Data records

== == ==

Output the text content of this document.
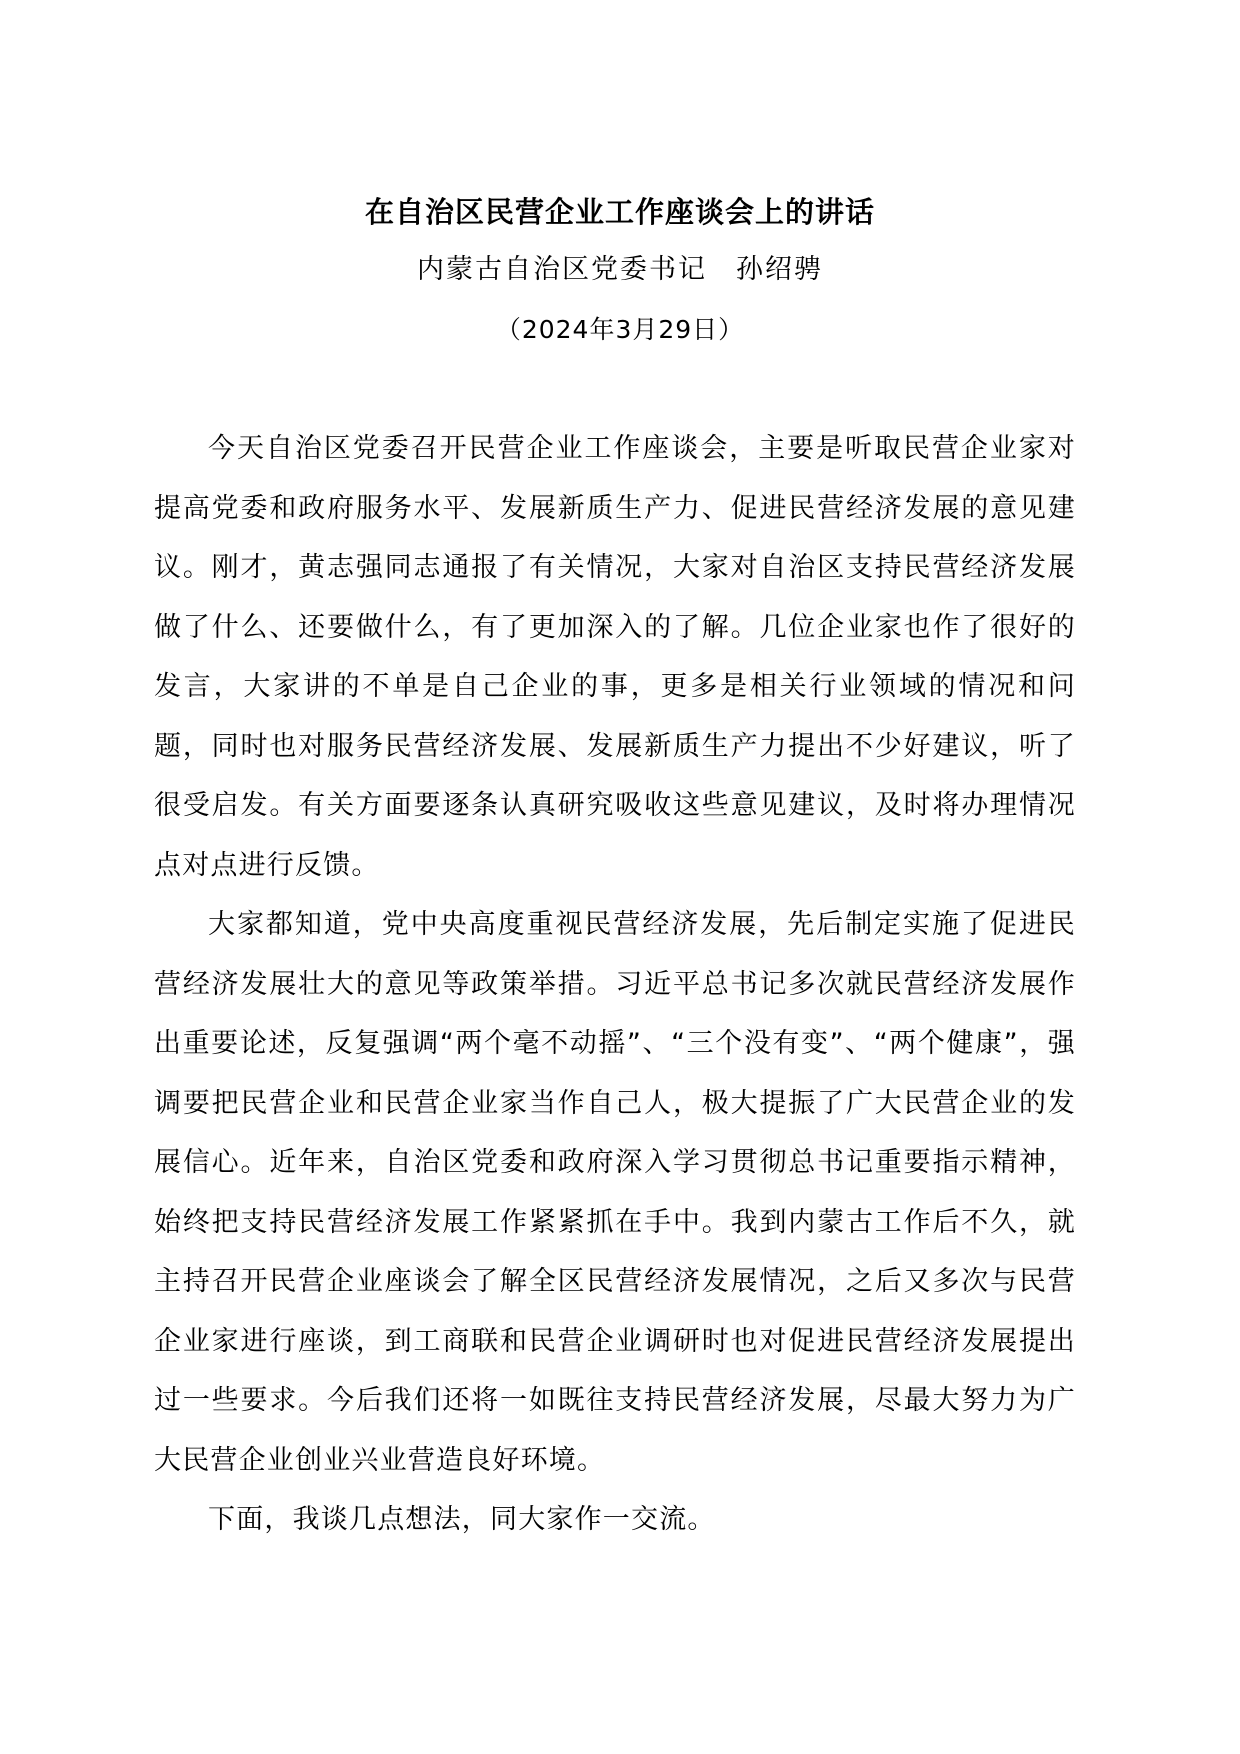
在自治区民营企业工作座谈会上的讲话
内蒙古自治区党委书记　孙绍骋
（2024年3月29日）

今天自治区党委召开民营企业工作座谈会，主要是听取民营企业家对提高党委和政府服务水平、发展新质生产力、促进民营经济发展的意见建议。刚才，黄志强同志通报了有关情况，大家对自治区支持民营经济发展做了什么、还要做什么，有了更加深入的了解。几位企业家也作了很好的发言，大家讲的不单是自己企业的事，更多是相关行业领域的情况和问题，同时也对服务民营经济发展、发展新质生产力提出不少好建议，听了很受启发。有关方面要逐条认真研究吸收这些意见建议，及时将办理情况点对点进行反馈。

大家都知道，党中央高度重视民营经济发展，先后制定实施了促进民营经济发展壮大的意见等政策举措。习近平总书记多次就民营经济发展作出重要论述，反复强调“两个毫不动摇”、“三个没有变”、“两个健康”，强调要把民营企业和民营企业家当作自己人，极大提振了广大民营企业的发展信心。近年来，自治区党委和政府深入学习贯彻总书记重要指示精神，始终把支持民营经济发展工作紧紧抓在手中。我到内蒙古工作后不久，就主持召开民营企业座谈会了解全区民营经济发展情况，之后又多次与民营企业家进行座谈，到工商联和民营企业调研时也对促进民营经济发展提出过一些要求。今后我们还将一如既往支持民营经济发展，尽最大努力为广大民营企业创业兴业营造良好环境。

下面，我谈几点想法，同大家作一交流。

== == ==

▶ **WRITTEN TASK**
Without the pictures, restate all the entries above exactly.

▶ **SOLUTION TO THE PROBLEM**
Output the text content of this document.
在自治区民营企业工作座谈会上的讲话
内蒙古自治区党委书记　孙绍骋
（2024年3月29日）

今天自治区党委召开民营企业工作座谈会，主要是听取民营企业家对提高党委和政府服务水平、发展新质生产力、促进民营经济发展的意见建议。刚才，黄志强同志通报了有关情况，大家对自治区支持民营经济发展做了什么、还要做什么，有了更加深入的了解。几位企业家也作了很好的发言，大家讲的不单是自己企业的事，更多是相关行业领域的情况和问题，同时也对服务民营经济发展、发展新质生产力提出不少好建议，听了很受启发。有关方面要逐条认真研究吸收这些意见建议，及时将办理情况点对点进行反馈。

大家都知道，党中央高度重视民营经济发展，先后制定实施了促进民营经济发展壮大的意见等政策举措。习近平总书记多次就民营经济发展作出重要论述，反复强调“两个毫不动摇”、“三个没有变”、“两个健康”，强调要把民营企业和民营企业家当作自己人，极大提振了广大民营企业的发展信心。近年来，自治区党委和政府深入学习贯彻总书记重要指示精神，始终把支持民营经济发展工作紧紧抓在手中。我到内蒙古工作后不久，就主持召开民营企业座谈会了解全区民营经济发展情况，之后又多次与民营企业家进行座谈，到工商联和民营企业调研时也对促进民营经济发展提出过一些要求。今后我们还将一如既往支持民营经济发展，尽最大努力为广大民营企业创业兴业营造良好环境。

下面，我谈几点想法，同大家作一交流。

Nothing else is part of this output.